BEGIN Data extract

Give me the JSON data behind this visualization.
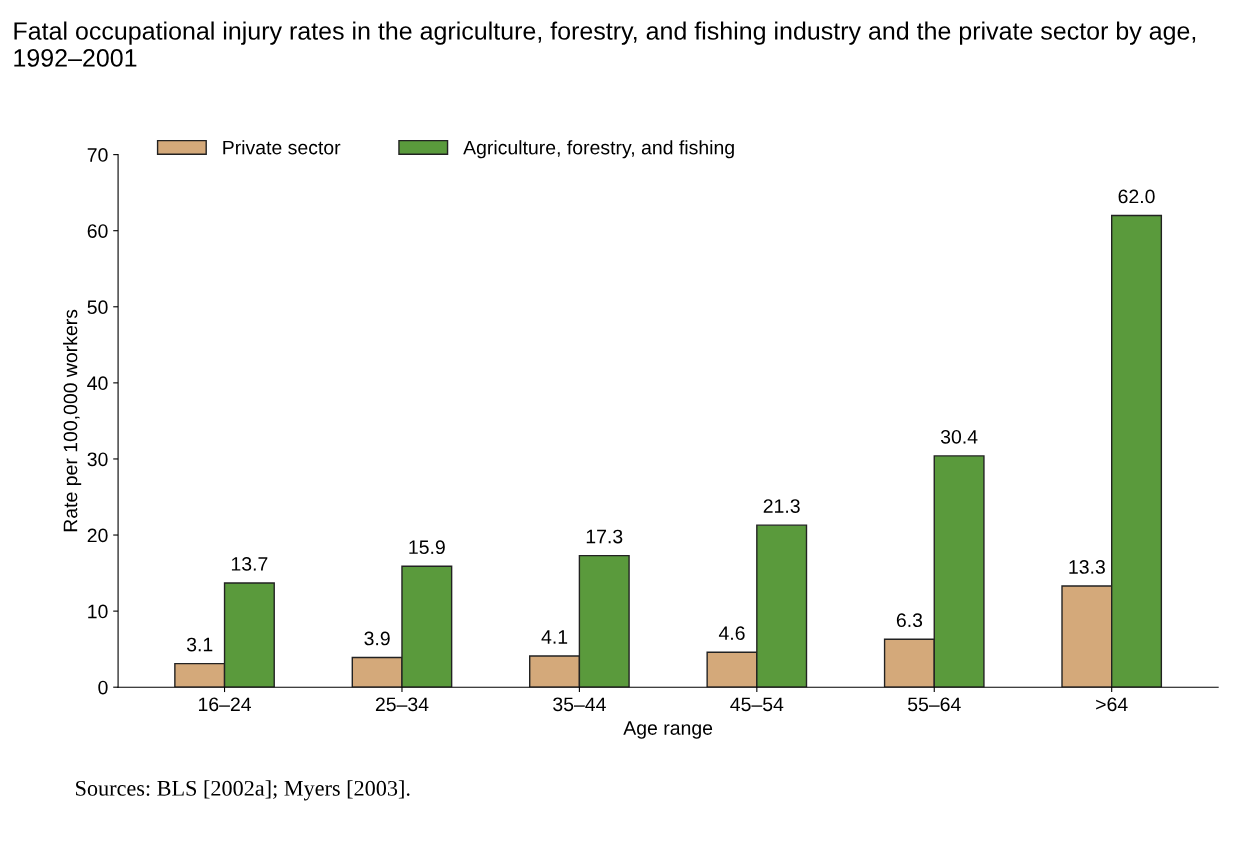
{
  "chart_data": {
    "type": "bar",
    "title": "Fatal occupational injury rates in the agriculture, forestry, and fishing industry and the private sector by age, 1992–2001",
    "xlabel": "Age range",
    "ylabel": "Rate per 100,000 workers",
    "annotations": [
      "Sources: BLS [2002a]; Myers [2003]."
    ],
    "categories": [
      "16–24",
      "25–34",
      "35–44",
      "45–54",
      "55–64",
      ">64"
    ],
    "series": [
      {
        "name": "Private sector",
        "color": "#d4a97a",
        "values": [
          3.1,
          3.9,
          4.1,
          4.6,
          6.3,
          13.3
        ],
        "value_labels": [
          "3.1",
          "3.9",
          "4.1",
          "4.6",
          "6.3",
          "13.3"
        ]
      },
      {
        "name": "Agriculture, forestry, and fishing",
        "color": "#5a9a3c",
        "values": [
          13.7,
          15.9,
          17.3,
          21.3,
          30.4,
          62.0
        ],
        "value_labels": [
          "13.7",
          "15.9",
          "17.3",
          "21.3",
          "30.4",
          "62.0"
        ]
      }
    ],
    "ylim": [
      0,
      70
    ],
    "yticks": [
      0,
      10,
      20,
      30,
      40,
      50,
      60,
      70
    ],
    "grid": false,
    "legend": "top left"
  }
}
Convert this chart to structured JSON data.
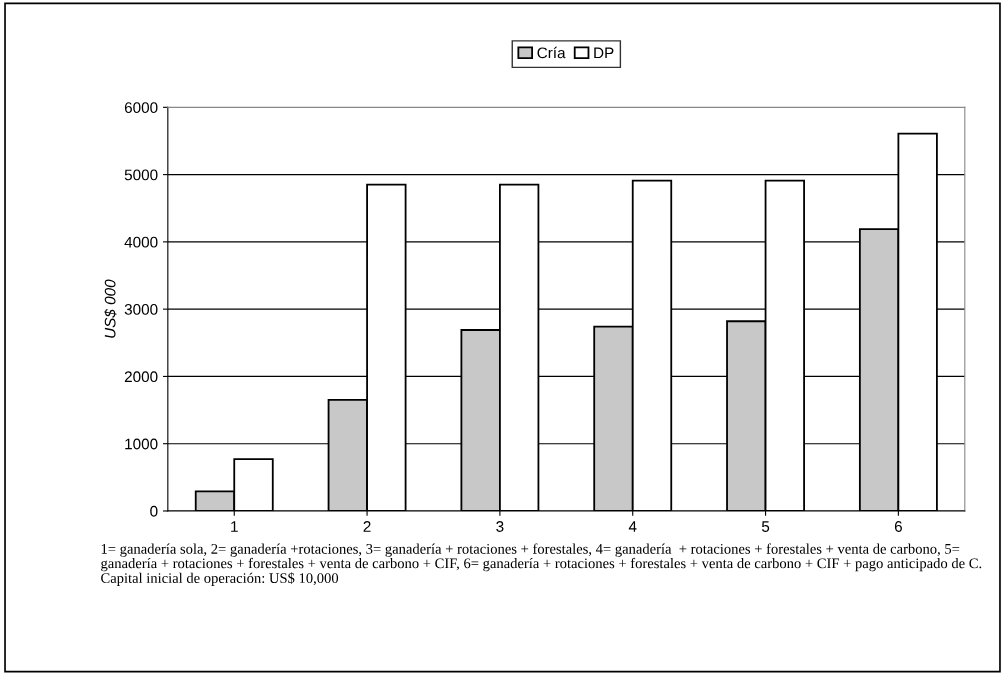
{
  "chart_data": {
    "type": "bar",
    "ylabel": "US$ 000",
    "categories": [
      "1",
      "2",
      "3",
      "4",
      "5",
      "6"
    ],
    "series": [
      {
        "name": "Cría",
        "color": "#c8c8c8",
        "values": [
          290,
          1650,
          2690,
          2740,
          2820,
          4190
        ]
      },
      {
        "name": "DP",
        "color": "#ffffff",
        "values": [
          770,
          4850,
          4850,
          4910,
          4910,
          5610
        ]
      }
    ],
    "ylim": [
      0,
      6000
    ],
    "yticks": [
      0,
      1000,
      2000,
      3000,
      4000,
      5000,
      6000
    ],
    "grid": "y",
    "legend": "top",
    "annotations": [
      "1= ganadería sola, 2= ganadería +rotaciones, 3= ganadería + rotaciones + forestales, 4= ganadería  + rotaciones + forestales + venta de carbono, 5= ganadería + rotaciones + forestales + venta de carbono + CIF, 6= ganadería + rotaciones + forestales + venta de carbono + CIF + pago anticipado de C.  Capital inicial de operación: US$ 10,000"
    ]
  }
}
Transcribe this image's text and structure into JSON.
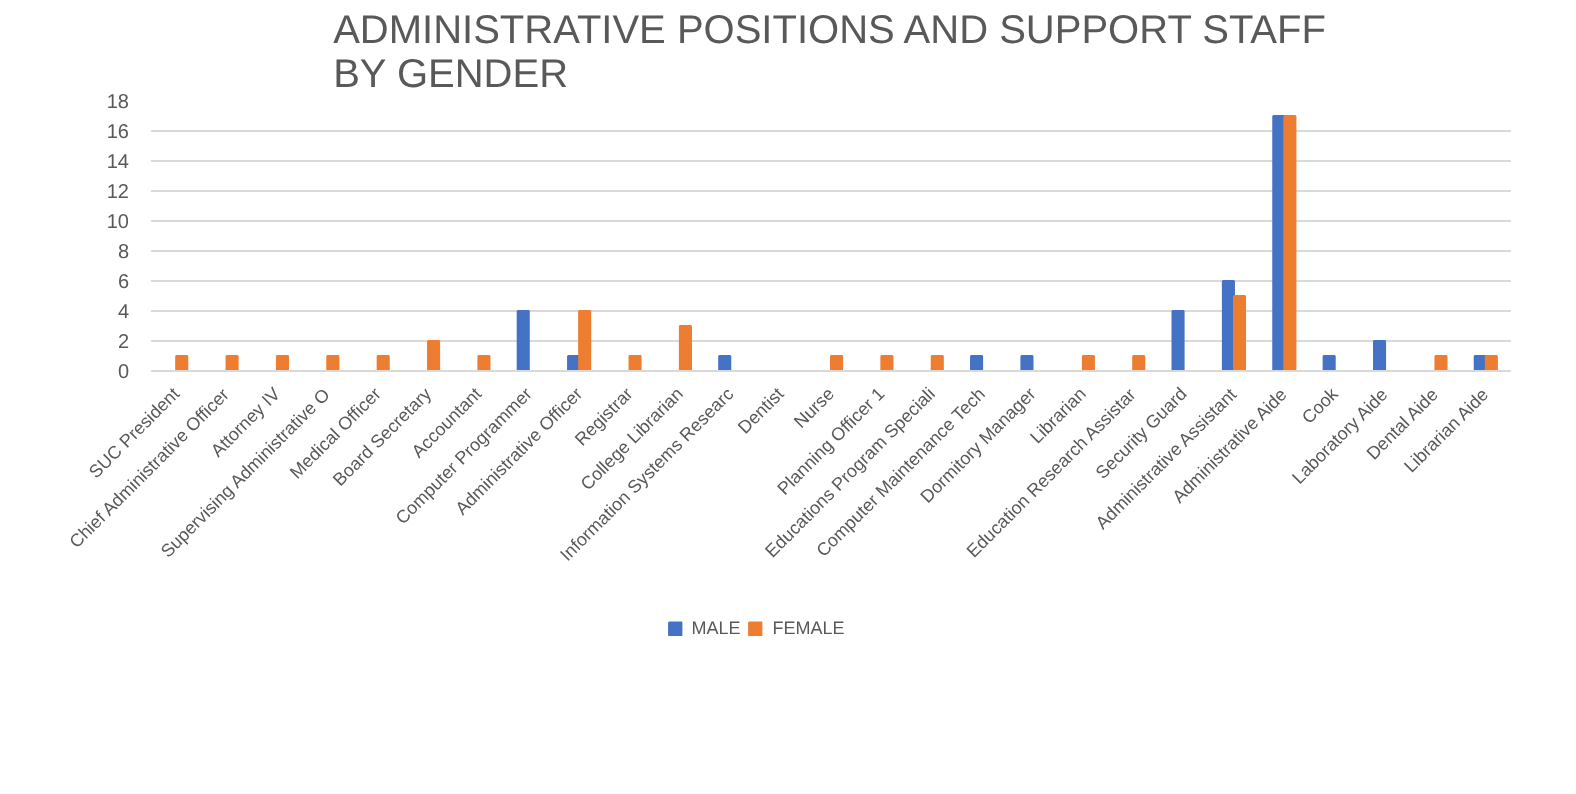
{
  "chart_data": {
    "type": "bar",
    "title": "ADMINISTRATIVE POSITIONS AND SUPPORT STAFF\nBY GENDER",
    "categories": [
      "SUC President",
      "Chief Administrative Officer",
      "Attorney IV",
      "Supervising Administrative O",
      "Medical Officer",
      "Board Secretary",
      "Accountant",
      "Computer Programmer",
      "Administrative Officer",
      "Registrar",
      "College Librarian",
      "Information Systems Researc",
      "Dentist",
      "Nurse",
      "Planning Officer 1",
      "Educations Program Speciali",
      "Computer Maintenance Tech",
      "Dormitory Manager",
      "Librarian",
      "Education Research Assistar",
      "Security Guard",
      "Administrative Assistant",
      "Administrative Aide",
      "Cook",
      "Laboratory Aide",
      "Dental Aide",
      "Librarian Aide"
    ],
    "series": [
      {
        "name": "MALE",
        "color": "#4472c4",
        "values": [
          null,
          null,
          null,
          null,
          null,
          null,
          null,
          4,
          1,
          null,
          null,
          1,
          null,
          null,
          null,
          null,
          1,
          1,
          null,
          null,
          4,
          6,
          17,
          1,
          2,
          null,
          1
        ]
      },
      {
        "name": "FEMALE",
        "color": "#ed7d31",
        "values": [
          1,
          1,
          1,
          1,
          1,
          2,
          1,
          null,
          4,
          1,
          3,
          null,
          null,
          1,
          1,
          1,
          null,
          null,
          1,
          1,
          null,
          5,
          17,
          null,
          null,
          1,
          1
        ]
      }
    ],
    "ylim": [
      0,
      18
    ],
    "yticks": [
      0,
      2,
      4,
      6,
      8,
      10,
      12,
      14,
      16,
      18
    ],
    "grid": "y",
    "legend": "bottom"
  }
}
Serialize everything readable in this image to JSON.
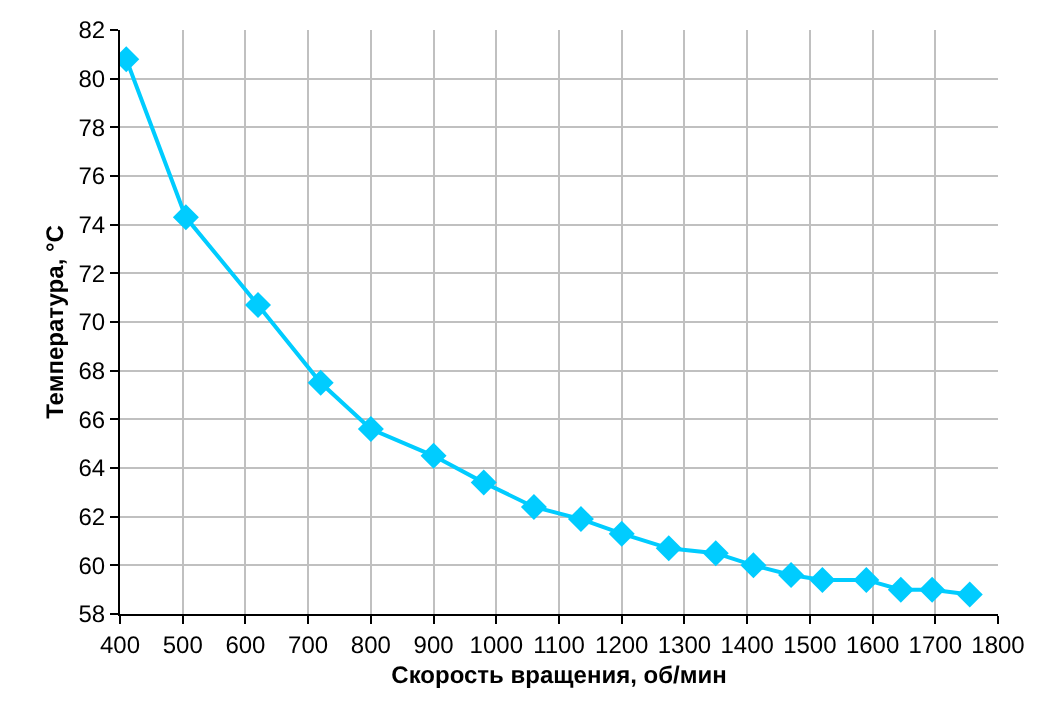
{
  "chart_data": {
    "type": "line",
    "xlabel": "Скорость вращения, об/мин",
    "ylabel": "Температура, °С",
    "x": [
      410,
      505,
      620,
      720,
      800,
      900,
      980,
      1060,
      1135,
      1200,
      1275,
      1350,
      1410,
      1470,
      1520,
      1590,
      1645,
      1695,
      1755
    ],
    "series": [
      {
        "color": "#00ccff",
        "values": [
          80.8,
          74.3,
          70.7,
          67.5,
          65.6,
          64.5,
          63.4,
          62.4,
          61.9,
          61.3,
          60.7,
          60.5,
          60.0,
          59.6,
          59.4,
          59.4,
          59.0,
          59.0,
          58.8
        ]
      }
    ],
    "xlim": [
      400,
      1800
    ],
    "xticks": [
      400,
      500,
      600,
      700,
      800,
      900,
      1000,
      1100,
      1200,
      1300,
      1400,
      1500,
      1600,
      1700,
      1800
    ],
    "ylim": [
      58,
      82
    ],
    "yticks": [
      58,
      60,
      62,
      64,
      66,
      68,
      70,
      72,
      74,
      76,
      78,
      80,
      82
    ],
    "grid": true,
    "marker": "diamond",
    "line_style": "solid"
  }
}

END Data extract

**Goal**
Copy out every line from the material above in which the word "title" appears.

**Solution for this task**
    "title": "Fatal occupational injury rates in the agriculture, forestry, and fishing industry and the private sector by age, 1992–2001",
    "title": "ADMINISTRATIVE POSITIONS AND SUPPORT STAFF\nBY GENDER",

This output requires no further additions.